= PROBLEM DESCRIPTION =
Below are some records; repeat them all exactly, minus the pictures.

-- START INPUT FOR THIS TASK --

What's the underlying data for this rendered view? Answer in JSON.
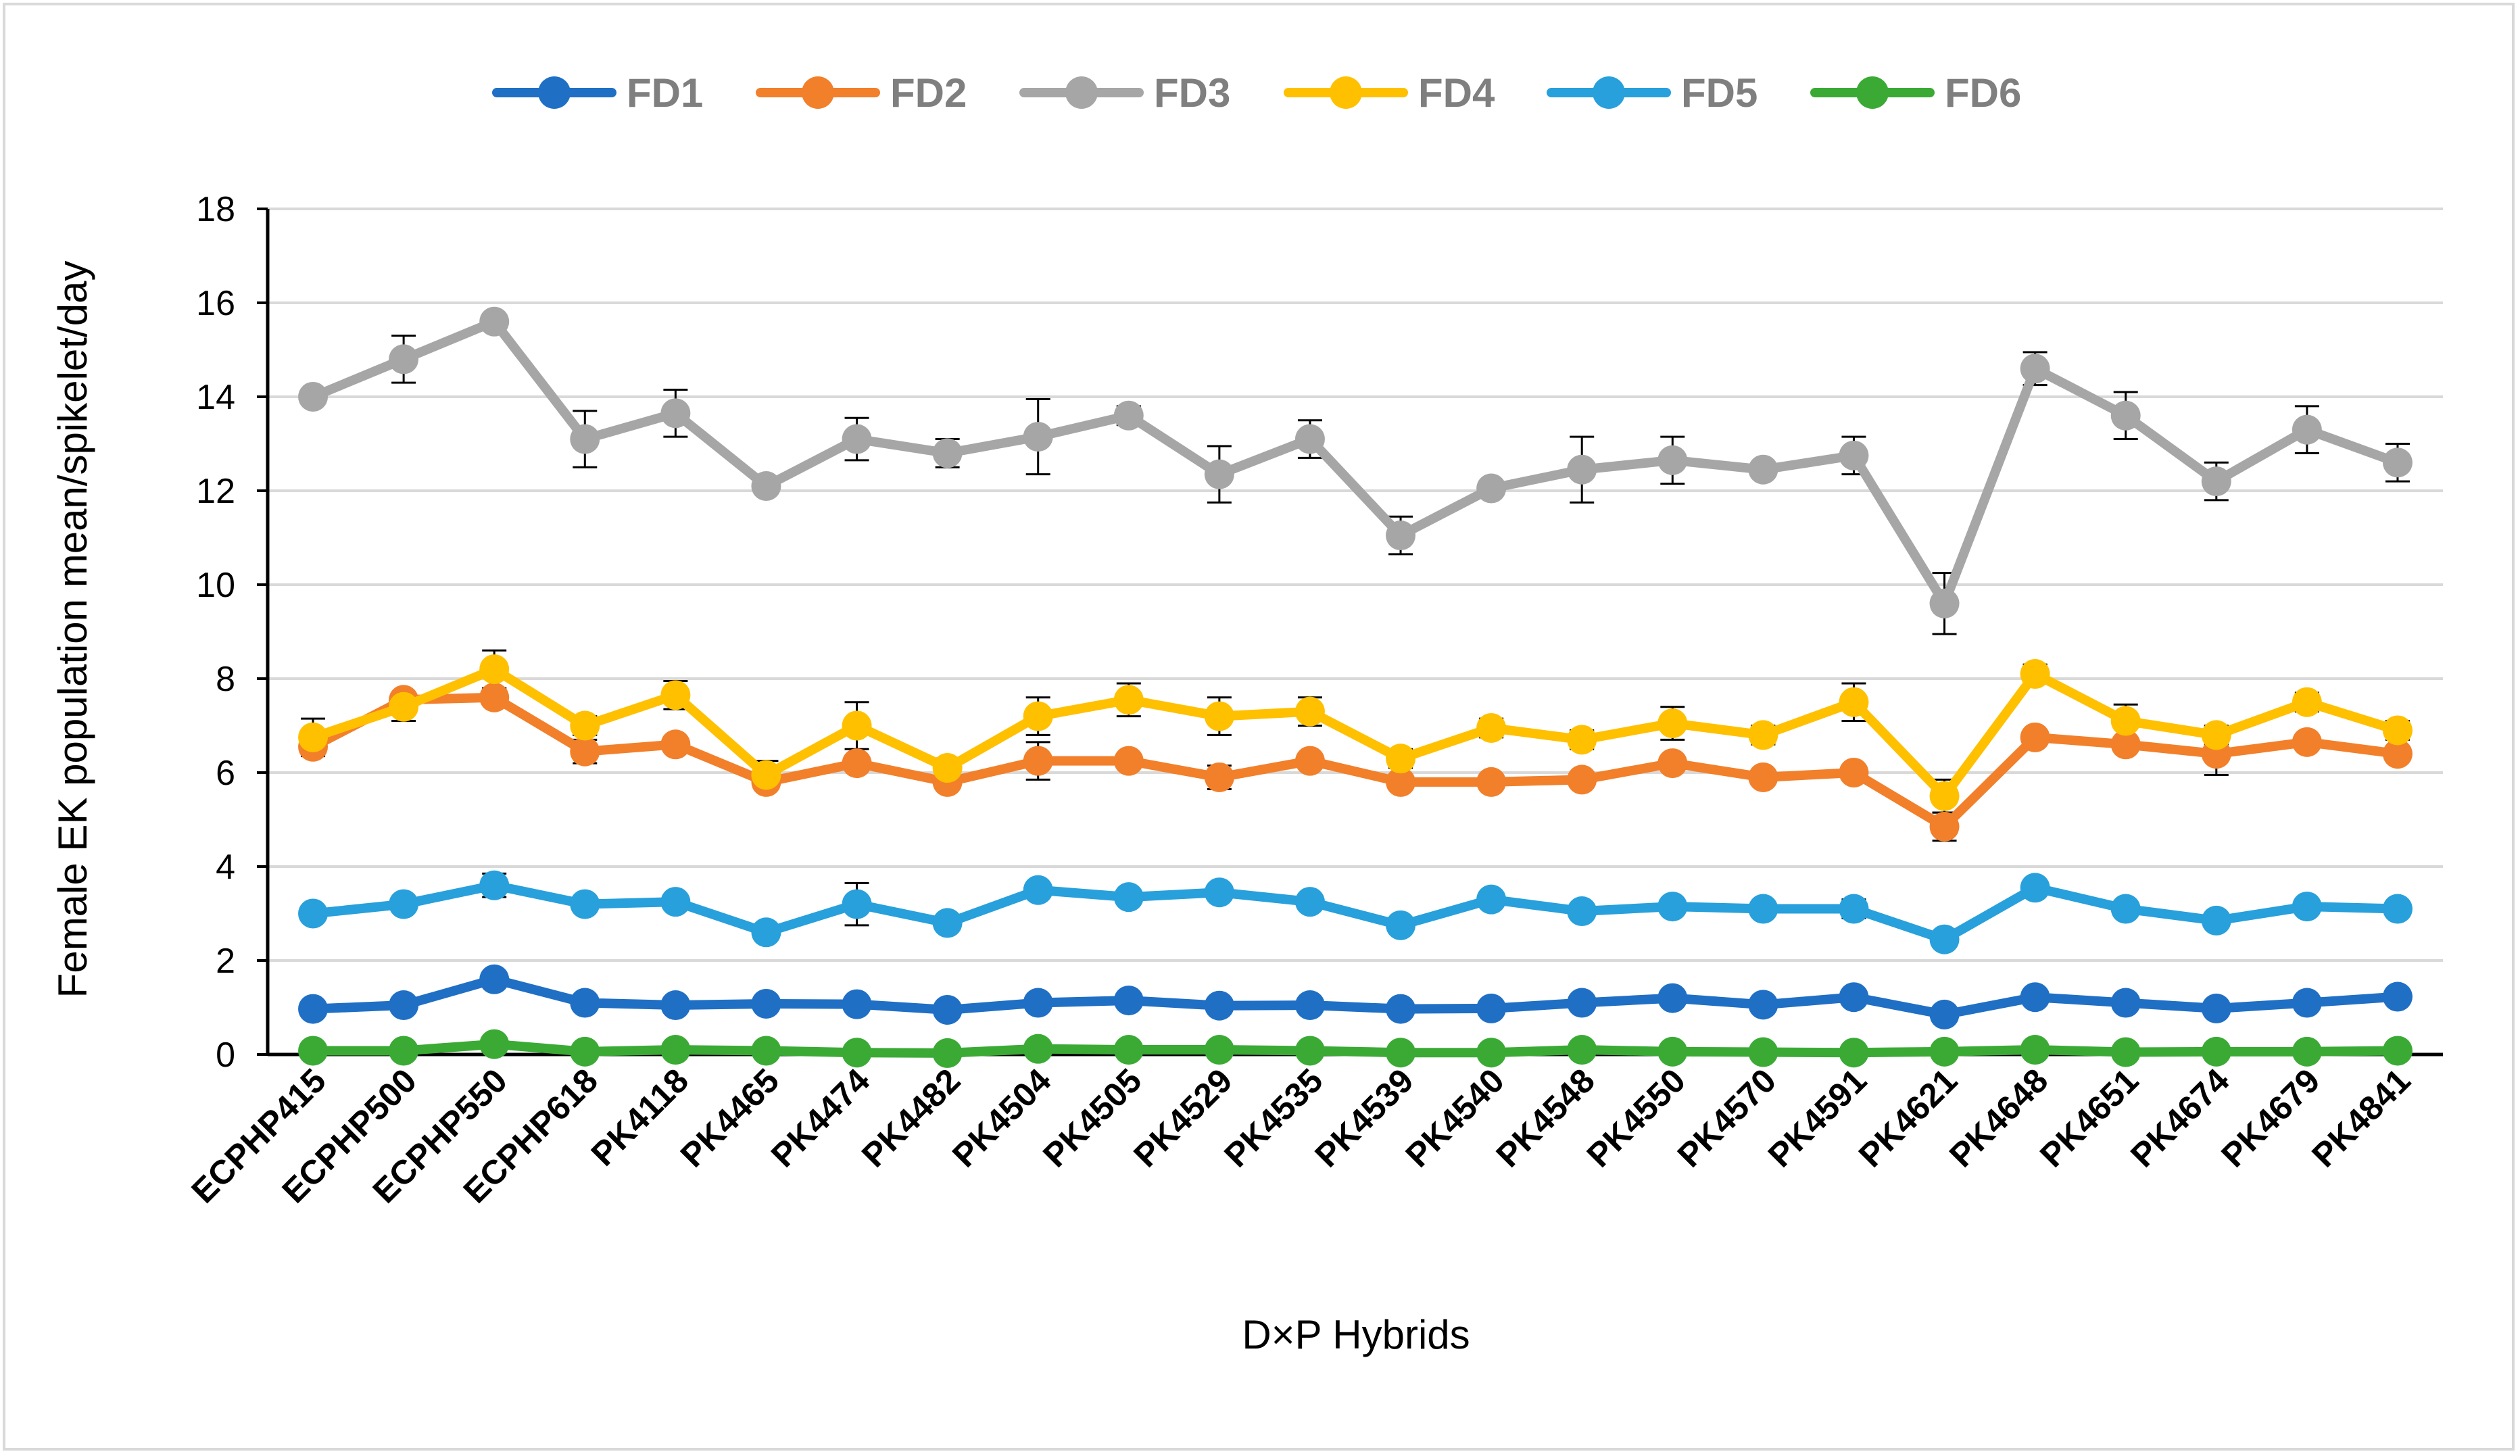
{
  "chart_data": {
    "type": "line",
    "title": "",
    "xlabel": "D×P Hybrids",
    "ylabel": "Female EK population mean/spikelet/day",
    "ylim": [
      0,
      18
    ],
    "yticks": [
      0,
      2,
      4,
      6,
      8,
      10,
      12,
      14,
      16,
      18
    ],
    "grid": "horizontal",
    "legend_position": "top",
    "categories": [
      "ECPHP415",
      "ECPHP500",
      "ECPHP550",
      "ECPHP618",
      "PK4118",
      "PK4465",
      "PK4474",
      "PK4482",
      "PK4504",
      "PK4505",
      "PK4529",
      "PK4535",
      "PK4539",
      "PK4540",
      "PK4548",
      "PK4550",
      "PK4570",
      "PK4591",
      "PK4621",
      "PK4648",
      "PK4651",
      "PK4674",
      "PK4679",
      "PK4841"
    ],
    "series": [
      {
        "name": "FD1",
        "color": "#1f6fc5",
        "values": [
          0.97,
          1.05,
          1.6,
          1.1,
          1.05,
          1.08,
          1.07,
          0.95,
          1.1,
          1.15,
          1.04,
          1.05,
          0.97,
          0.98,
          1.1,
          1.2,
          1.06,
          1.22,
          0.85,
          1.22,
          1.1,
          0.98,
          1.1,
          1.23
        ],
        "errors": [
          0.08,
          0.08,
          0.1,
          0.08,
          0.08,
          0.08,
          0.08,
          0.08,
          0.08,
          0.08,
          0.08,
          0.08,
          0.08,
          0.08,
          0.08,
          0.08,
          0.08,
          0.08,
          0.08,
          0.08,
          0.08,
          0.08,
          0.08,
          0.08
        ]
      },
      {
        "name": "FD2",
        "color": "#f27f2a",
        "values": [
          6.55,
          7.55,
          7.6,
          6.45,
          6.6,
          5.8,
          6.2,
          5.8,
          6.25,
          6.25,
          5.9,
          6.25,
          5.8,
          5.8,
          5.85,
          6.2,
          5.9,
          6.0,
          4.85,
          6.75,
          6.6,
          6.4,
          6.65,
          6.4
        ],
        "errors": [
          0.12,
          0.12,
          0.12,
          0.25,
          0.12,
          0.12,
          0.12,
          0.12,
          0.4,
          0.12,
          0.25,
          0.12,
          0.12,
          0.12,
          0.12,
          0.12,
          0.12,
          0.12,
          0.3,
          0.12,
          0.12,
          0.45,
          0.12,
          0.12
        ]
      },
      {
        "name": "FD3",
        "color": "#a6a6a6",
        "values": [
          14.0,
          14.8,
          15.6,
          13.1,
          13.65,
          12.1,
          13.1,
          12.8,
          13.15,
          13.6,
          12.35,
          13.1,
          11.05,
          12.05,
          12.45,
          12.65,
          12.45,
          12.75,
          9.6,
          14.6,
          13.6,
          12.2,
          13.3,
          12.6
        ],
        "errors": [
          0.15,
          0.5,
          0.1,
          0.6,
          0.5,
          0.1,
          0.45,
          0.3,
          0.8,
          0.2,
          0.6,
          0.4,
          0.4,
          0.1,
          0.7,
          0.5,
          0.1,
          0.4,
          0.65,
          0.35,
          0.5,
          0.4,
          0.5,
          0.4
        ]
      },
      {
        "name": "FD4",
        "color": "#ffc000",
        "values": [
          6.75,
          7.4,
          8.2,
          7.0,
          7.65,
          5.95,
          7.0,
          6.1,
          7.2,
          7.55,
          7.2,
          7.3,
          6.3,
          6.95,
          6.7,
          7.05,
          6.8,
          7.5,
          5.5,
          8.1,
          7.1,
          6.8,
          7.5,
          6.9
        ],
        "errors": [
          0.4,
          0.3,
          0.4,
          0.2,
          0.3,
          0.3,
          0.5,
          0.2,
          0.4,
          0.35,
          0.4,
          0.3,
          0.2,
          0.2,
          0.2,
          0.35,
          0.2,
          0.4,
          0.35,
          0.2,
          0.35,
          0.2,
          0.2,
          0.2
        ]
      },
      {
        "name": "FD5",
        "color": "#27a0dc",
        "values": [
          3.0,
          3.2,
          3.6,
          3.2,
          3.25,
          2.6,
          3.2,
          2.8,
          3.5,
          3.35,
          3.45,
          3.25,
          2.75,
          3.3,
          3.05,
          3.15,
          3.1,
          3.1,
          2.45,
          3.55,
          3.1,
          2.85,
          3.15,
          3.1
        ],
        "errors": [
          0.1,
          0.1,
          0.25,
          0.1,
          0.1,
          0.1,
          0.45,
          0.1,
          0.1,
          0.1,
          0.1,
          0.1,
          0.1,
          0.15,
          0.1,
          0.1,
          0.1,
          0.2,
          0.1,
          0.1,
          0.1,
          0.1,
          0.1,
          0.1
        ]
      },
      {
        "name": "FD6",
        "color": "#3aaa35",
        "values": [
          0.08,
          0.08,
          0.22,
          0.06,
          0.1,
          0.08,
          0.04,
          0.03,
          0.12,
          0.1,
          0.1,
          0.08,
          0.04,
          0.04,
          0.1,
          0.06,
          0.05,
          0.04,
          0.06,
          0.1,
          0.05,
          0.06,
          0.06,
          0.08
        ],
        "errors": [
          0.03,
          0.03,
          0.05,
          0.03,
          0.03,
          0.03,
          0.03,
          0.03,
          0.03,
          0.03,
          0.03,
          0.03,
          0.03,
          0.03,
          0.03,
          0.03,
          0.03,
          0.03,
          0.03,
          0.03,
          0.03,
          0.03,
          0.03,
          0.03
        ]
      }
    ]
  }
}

-- END INPUT FOR THIS TASK --

= EXERCISE ANSWER =
What's the underlying data for this rendered view? Answer in JSON.
{
  "chart_data": {
    "type": "line",
    "title": "",
    "xlabel": "D×P Hybrids",
    "ylabel": "Female EK population mean/spikelet/day",
    "ylim": [
      0,
      18
    ],
    "yticks": [
      0,
      2,
      4,
      6,
      8,
      10,
      12,
      14,
      16,
      18
    ],
    "grid": "horizontal",
    "legend_position": "top",
    "categories": [
      "ECPHP415",
      "ECPHP500",
      "ECPHP550",
      "ECPHP618",
      "PK4118",
      "PK4465",
      "PK4474",
      "PK4482",
      "PK4504",
      "PK4505",
      "PK4529",
      "PK4535",
      "PK4539",
      "PK4540",
      "PK4548",
      "PK4550",
      "PK4570",
      "PK4591",
      "PK4621",
      "PK4648",
      "PK4651",
      "PK4674",
      "PK4679",
      "PK4841"
    ],
    "series": [
      {
        "name": "FD1",
        "color": "#1f6fc5",
        "values": [
          0.97,
          1.05,
          1.6,
          1.1,
          1.05,
          1.08,
          1.07,
          0.95,
          1.1,
          1.15,
          1.04,
          1.05,
          0.97,
          0.98,
          1.1,
          1.2,
          1.06,
          1.22,
          0.85,
          1.22,
          1.1,
          0.98,
          1.1,
          1.23
        ],
        "errors": [
          0.08,
          0.08,
          0.1,
          0.08,
          0.08,
          0.08,
          0.08,
          0.08,
          0.08,
          0.08,
          0.08,
          0.08,
          0.08,
          0.08,
          0.08,
          0.08,
          0.08,
          0.08,
          0.08,
          0.08,
          0.08,
          0.08,
          0.08,
          0.08
        ]
      },
      {
        "name": "FD2",
        "color": "#f27f2a",
        "values": [
          6.55,
          7.55,
          7.6,
          6.45,
          6.6,
          5.8,
          6.2,
          5.8,
          6.25,
          6.25,
          5.9,
          6.25,
          5.8,
          5.8,
          5.85,
          6.2,
          5.9,
          6.0,
          4.85,
          6.75,
          6.6,
          6.4,
          6.65,
          6.4
        ],
        "errors": [
          0.12,
          0.12,
          0.12,
          0.25,
          0.12,
          0.12,
          0.12,
          0.12,
          0.4,
          0.12,
          0.25,
          0.12,
          0.12,
          0.12,
          0.12,
          0.12,
          0.12,
          0.12,
          0.3,
          0.12,
          0.12,
          0.45,
          0.12,
          0.12
        ]
      },
      {
        "name": "FD3",
        "color": "#a6a6a6",
        "values": [
          14.0,
          14.8,
          15.6,
          13.1,
          13.65,
          12.1,
          13.1,
          12.8,
          13.15,
          13.6,
          12.35,
          13.1,
          11.05,
          12.05,
          12.45,
          12.65,
          12.45,
          12.75,
          9.6,
          14.6,
          13.6,
          12.2,
          13.3,
          12.6
        ],
        "errors": [
          0.15,
          0.5,
          0.1,
          0.6,
          0.5,
          0.1,
          0.45,
          0.3,
          0.8,
          0.2,
          0.6,
          0.4,
          0.4,
          0.1,
          0.7,
          0.5,
          0.1,
          0.4,
          0.65,
          0.35,
          0.5,
          0.4,
          0.5,
          0.4
        ]
      },
      {
        "name": "FD4",
        "color": "#ffc000",
        "values": [
          6.75,
          7.4,
          8.2,
          7.0,
          7.65,
          5.95,
          7.0,
          6.1,
          7.2,
          7.55,
          7.2,
          7.3,
          6.3,
          6.95,
          6.7,
          7.05,
          6.8,
          7.5,
          5.5,
          8.1,
          7.1,
          6.8,
          7.5,
          6.9
        ],
        "errors": [
          0.4,
          0.3,
          0.4,
          0.2,
          0.3,
          0.3,
          0.5,
          0.2,
          0.4,
          0.35,
          0.4,
          0.3,
          0.2,
          0.2,
          0.2,
          0.35,
          0.2,
          0.4,
          0.35,
          0.2,
          0.35,
          0.2,
          0.2,
          0.2
        ]
      },
      {
        "name": "FD5",
        "color": "#27a0dc",
        "values": [
          3.0,
          3.2,
          3.6,
          3.2,
          3.25,
          2.6,
          3.2,
          2.8,
          3.5,
          3.35,
          3.45,
          3.25,
          2.75,
          3.3,
          3.05,
          3.15,
          3.1,
          3.1,
          2.45,
          3.55,
          3.1,
          2.85,
          3.15,
          3.1
        ],
        "errors": [
          0.1,
          0.1,
          0.25,
          0.1,
          0.1,
          0.1,
          0.45,
          0.1,
          0.1,
          0.1,
          0.1,
          0.1,
          0.1,
          0.15,
          0.1,
          0.1,
          0.1,
          0.2,
          0.1,
          0.1,
          0.1,
          0.1,
          0.1,
          0.1
        ]
      },
      {
        "name": "FD6",
        "color": "#3aaa35",
        "values": [
          0.08,
          0.08,
          0.22,
          0.06,
          0.1,
          0.08,
          0.04,
          0.03,
          0.12,
          0.1,
          0.1,
          0.08,
          0.04,
          0.04,
          0.1,
          0.06,
          0.05,
          0.04,
          0.06,
          0.1,
          0.05,
          0.06,
          0.06,
          0.08
        ],
        "errors": [
          0.03,
          0.03,
          0.05,
          0.03,
          0.03,
          0.03,
          0.03,
          0.03,
          0.03,
          0.03,
          0.03,
          0.03,
          0.03,
          0.03,
          0.03,
          0.03,
          0.03,
          0.03,
          0.03,
          0.03,
          0.03,
          0.03,
          0.03,
          0.03
        ]
      }
    ]
  }
}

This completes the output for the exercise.